-- BEGIN Provided records --
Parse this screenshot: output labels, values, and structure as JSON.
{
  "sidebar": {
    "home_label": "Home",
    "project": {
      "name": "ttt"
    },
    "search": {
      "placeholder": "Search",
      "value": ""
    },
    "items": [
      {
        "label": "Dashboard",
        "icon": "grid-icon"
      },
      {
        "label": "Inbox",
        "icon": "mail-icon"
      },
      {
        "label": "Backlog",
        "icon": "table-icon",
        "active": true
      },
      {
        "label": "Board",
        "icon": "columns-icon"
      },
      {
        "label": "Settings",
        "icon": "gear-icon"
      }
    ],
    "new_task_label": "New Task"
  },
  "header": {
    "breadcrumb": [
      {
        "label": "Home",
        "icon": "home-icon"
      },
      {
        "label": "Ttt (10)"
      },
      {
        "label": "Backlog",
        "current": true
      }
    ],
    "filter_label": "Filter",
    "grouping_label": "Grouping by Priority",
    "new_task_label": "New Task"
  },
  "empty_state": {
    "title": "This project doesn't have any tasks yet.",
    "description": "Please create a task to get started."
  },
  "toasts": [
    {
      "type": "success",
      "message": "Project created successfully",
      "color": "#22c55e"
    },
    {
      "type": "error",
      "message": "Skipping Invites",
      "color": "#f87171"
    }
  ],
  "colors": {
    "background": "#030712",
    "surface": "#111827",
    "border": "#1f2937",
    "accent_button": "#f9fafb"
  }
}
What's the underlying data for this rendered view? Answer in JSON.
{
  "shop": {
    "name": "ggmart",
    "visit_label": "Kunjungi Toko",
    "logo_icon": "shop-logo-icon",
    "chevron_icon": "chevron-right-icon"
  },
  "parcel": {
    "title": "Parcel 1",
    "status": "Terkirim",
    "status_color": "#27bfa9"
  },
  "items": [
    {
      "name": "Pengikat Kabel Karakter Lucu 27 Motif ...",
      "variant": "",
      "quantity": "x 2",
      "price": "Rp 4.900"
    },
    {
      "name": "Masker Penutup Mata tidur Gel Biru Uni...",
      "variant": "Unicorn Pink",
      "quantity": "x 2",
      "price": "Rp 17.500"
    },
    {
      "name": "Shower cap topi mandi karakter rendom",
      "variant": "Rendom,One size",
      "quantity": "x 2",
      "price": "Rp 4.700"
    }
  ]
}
-- END Provided records --
The request:
In the records above, locate the line that contains "What's the underlying". Repeat it and every line after it, exactly, and nothing else.

Result:
What's the underlying data for this rendered view? Answer in JSON.
{
  "shop": {
    "name": "ggmart",
    "visit_label": "Kunjungi Toko",
    "logo_icon": "shop-logo-icon",
    "chevron_icon": "chevron-right-icon"
  },
  "parcel": {
    "title": "Parcel 1",
    "status": "Terkirim",
    "status_color": "#27bfa9"
  },
  "items": [
    {
      "name": "Pengikat Kabel Karakter Lucu 27 Motif ...",
      "variant": "",
      "quantity": "x 2",
      "price": "Rp 4.900"
    },
    {
      "name": "Masker Penutup Mata tidur Gel Biru Uni...",
      "variant": "Unicorn Pink",
      "quantity": "x 2",
      "price": "Rp 17.500"
    },
    {
      "name": "Shower cap topi mandi karakter rendom",
      "variant": "Rendom,One size",
      "quantity": "x 2",
      "price": "Rp 4.700"
    }
  ]
}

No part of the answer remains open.